Given entries:
______________________________
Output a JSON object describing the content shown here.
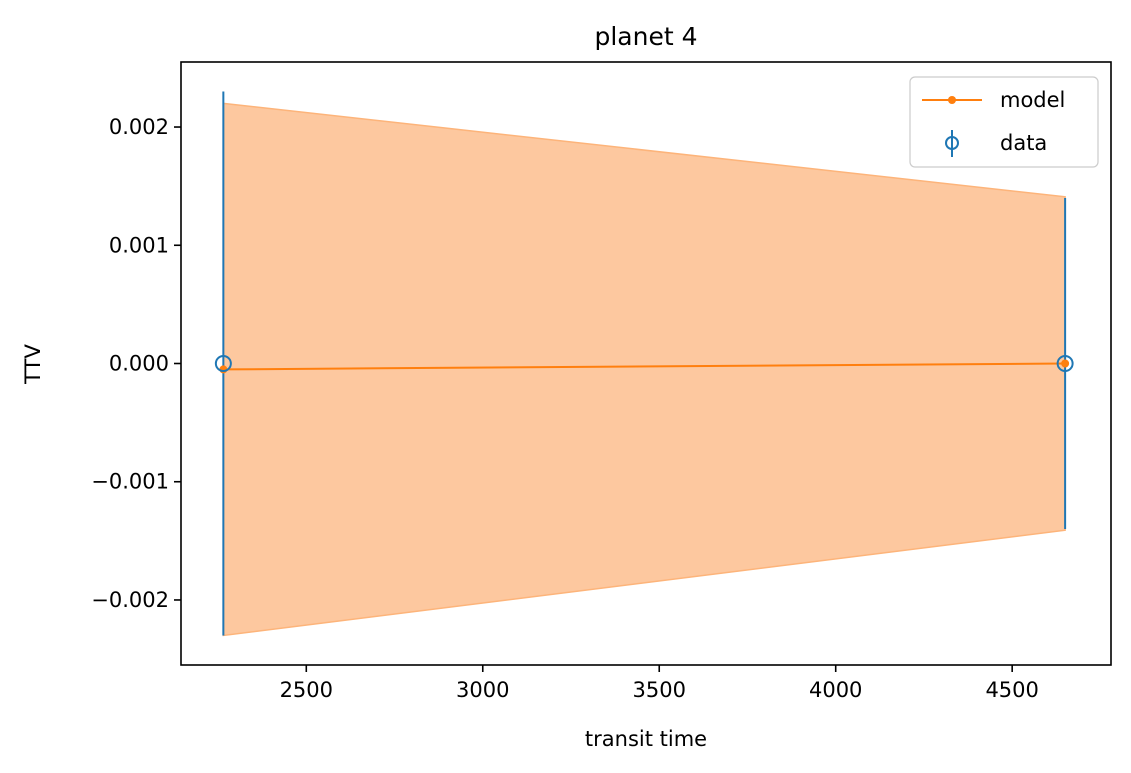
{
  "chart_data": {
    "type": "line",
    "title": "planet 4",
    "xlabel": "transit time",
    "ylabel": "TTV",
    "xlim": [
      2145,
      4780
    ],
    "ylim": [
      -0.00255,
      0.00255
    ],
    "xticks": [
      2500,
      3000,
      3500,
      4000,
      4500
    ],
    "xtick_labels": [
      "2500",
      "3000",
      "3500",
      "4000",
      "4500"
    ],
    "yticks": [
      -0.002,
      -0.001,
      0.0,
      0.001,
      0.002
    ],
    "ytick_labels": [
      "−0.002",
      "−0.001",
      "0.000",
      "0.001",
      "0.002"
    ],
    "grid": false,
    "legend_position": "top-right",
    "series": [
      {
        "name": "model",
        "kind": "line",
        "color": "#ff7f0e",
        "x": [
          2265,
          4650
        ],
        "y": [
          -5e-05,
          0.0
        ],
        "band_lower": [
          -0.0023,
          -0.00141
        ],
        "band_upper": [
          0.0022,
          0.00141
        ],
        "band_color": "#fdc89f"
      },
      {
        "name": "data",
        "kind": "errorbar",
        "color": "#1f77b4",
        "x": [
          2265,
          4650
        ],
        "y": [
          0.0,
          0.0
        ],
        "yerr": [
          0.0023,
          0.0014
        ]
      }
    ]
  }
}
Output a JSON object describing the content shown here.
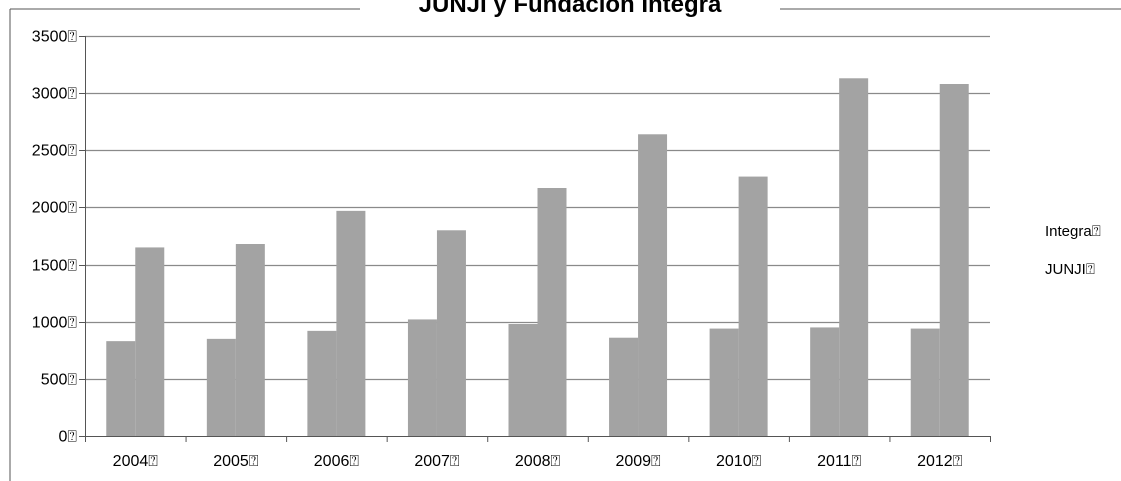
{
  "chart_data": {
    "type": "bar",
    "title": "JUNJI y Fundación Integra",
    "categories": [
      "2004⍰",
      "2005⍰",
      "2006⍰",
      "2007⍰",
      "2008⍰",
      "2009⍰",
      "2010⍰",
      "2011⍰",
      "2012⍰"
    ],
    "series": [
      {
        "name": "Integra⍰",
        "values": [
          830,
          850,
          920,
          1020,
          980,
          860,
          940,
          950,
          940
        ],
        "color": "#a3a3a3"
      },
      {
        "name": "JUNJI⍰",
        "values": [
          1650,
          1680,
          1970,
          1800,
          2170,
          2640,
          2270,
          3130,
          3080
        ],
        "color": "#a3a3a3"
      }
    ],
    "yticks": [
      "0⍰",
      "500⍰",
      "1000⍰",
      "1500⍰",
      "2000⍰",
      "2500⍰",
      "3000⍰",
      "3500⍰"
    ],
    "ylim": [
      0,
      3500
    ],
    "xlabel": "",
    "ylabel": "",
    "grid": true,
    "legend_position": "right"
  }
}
______________________________
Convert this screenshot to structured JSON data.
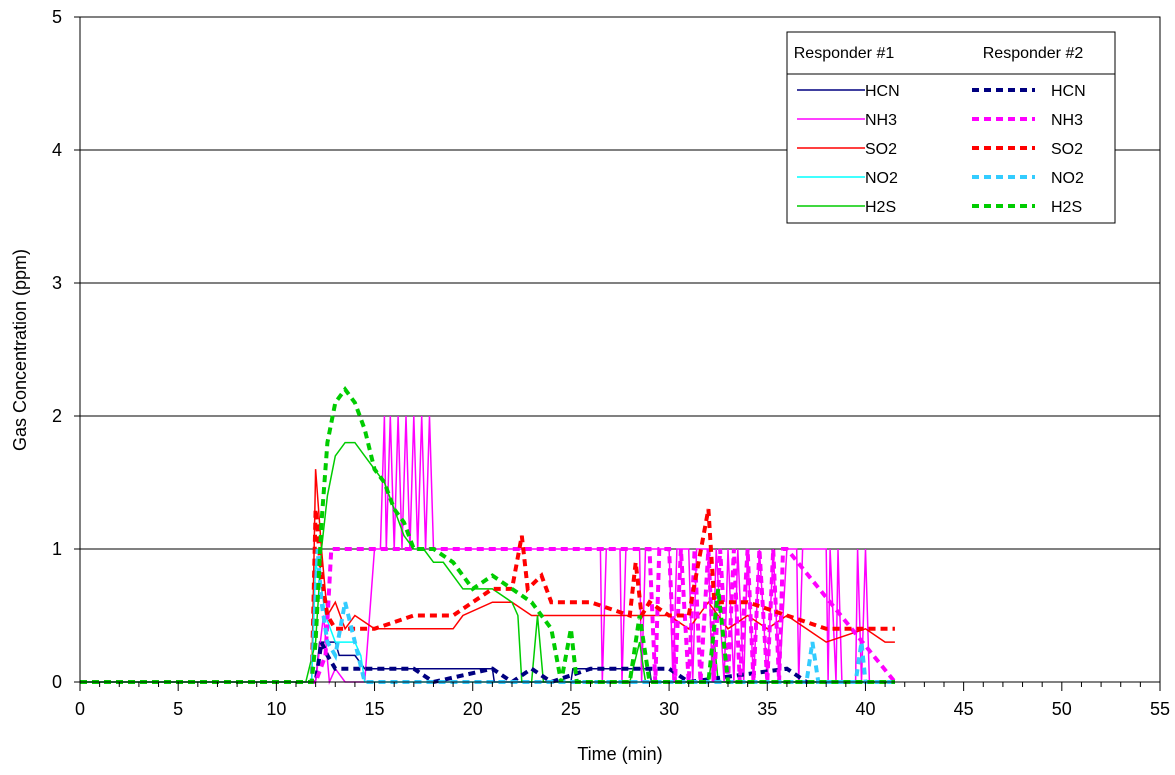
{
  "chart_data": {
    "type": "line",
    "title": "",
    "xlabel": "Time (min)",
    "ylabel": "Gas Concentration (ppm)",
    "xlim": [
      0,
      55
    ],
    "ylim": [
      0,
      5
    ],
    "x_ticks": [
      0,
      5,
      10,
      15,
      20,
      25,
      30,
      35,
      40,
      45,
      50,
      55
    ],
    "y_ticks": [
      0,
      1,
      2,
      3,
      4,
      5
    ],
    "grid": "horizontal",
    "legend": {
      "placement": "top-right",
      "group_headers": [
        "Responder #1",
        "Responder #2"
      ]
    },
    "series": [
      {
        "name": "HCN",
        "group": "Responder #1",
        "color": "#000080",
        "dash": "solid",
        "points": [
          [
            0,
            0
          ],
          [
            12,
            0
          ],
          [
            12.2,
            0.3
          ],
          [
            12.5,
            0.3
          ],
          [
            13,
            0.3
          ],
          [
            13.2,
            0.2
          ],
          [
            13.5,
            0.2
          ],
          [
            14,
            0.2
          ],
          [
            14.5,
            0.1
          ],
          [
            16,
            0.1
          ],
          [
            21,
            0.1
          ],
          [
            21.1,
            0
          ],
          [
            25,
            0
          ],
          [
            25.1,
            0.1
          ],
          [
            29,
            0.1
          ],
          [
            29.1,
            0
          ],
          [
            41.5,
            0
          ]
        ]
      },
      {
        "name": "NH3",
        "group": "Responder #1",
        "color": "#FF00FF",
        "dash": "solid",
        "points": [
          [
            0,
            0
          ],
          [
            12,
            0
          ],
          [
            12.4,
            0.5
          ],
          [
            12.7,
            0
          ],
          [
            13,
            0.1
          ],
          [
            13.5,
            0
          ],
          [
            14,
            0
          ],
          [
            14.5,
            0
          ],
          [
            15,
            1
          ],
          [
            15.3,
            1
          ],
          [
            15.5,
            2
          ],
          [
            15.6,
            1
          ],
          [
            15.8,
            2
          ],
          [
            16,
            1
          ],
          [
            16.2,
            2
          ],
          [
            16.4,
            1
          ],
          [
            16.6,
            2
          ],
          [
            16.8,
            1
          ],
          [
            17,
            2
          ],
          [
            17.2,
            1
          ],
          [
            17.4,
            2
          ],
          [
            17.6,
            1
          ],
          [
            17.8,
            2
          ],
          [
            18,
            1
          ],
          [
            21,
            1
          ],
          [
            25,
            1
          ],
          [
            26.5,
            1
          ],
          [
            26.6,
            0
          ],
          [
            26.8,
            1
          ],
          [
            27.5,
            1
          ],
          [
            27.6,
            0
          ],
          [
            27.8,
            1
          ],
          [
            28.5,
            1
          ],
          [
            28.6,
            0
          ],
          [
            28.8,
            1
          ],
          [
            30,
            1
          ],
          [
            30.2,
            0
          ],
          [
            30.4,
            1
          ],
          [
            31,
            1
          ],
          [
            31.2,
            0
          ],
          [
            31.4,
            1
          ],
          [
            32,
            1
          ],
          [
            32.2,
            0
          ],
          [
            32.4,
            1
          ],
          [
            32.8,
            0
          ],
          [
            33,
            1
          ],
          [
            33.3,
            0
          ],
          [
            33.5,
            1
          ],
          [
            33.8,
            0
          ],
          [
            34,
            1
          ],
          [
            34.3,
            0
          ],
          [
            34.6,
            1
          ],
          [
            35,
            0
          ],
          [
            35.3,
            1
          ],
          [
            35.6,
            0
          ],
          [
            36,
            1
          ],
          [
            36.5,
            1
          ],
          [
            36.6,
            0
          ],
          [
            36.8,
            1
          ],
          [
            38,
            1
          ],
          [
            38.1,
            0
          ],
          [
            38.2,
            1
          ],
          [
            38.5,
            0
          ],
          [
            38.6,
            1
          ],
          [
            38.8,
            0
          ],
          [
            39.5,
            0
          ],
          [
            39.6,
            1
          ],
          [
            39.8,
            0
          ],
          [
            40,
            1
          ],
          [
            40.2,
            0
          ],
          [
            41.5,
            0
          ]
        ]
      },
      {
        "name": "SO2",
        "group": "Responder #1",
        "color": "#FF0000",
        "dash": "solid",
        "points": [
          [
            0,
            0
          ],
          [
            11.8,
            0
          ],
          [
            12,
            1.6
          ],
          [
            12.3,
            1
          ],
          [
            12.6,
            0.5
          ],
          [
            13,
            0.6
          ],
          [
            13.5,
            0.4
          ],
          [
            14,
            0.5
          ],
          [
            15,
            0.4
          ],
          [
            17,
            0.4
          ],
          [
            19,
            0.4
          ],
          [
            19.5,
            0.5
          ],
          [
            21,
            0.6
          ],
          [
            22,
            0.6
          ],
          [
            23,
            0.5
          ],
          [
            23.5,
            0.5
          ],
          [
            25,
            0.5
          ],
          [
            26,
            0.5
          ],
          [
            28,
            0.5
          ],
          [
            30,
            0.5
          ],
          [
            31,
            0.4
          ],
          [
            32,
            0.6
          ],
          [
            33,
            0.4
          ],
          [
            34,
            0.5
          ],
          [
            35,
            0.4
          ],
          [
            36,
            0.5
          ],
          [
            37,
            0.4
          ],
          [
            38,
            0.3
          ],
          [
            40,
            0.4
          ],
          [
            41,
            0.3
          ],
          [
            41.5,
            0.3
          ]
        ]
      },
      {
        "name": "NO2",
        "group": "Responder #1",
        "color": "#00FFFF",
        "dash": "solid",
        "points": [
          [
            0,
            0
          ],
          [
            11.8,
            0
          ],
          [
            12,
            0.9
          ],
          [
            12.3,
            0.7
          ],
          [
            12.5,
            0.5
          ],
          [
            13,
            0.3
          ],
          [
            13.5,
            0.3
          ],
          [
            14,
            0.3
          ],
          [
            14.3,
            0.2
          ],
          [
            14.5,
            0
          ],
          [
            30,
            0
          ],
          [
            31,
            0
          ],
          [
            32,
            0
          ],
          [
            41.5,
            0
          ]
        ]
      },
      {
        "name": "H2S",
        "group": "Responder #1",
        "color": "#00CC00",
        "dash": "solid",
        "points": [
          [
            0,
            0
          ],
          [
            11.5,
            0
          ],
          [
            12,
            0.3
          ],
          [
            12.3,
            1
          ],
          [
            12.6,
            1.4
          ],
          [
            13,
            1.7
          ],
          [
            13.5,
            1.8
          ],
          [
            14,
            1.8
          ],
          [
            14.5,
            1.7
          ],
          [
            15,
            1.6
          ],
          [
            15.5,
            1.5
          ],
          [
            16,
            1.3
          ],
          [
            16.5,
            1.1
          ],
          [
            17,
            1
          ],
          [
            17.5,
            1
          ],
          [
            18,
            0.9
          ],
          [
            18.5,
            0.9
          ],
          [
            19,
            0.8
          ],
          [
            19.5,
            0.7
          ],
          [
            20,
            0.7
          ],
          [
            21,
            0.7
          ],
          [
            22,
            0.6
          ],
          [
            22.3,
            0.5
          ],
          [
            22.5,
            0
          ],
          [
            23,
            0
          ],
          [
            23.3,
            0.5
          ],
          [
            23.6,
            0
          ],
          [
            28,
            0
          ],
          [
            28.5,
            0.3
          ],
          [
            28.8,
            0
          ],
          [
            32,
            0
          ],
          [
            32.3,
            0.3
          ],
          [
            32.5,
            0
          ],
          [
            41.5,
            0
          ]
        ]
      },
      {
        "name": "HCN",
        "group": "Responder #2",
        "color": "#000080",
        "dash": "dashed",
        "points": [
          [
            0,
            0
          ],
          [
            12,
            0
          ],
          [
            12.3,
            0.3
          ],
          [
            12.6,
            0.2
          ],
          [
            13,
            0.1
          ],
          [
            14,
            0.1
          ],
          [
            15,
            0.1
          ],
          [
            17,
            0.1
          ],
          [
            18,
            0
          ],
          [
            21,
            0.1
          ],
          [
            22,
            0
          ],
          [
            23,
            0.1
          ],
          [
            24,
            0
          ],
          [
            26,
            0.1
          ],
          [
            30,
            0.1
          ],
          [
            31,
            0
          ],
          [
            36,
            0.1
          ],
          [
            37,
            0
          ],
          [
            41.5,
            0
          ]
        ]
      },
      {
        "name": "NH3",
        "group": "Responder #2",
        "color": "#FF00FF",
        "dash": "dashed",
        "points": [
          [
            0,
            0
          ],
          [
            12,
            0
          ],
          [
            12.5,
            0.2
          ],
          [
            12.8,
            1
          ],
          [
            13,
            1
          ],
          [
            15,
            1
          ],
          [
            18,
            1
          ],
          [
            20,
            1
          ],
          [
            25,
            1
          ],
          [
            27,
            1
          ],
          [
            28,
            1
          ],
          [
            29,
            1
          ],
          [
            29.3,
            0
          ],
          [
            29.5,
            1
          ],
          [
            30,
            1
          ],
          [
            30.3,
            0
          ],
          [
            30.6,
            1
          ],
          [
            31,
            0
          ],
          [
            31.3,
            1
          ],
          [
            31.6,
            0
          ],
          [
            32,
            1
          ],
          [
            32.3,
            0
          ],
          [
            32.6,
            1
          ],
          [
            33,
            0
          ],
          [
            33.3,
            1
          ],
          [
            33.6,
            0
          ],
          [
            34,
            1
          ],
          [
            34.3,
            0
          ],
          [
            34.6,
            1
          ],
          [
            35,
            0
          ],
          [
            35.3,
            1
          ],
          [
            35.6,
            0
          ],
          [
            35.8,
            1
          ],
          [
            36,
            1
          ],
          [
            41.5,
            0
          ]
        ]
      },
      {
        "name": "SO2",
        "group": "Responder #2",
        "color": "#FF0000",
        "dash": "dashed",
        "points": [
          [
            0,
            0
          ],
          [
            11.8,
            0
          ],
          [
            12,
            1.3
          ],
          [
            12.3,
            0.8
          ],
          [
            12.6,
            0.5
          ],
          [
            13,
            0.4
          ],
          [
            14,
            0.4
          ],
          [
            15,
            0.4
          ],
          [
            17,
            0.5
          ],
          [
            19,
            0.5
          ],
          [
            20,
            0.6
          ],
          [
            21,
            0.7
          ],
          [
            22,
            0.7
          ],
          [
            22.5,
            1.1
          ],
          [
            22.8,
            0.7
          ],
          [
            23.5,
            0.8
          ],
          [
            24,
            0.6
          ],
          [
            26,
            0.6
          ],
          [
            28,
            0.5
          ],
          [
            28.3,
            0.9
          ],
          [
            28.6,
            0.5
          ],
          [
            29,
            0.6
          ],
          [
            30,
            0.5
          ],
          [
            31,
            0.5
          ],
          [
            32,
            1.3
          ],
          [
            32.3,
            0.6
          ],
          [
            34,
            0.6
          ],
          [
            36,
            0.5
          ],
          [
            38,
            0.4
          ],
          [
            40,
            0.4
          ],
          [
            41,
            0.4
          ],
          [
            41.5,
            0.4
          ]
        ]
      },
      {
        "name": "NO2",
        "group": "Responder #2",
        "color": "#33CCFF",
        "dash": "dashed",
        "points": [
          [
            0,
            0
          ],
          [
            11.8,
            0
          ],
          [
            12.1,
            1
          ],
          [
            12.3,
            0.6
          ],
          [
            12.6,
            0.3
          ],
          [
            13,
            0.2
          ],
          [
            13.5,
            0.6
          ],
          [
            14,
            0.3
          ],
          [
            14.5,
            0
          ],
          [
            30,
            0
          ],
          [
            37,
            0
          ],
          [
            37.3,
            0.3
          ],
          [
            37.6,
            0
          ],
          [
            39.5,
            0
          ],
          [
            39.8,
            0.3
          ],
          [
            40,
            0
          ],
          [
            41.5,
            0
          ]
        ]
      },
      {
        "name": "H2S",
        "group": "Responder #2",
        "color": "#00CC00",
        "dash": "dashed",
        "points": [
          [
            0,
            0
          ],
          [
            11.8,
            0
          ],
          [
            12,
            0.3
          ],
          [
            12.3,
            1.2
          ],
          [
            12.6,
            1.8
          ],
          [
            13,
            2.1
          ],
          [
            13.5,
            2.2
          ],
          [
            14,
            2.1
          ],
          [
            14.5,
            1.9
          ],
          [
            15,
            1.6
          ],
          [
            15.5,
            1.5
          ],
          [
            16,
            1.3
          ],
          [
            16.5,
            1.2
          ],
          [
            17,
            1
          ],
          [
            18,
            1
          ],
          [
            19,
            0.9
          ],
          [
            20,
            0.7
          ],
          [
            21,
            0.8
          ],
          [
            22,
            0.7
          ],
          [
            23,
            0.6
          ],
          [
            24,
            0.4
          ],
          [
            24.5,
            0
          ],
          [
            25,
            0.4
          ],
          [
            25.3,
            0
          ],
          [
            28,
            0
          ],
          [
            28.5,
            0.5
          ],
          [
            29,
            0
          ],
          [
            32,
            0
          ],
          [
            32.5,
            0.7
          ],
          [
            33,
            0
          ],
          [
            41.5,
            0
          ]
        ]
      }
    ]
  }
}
______________________________
Exercise: Pull out every line of the records above that contains the word "grid".

Result for this task:
    "grid": false,
    "grid": true,
    "grid": "horizontal",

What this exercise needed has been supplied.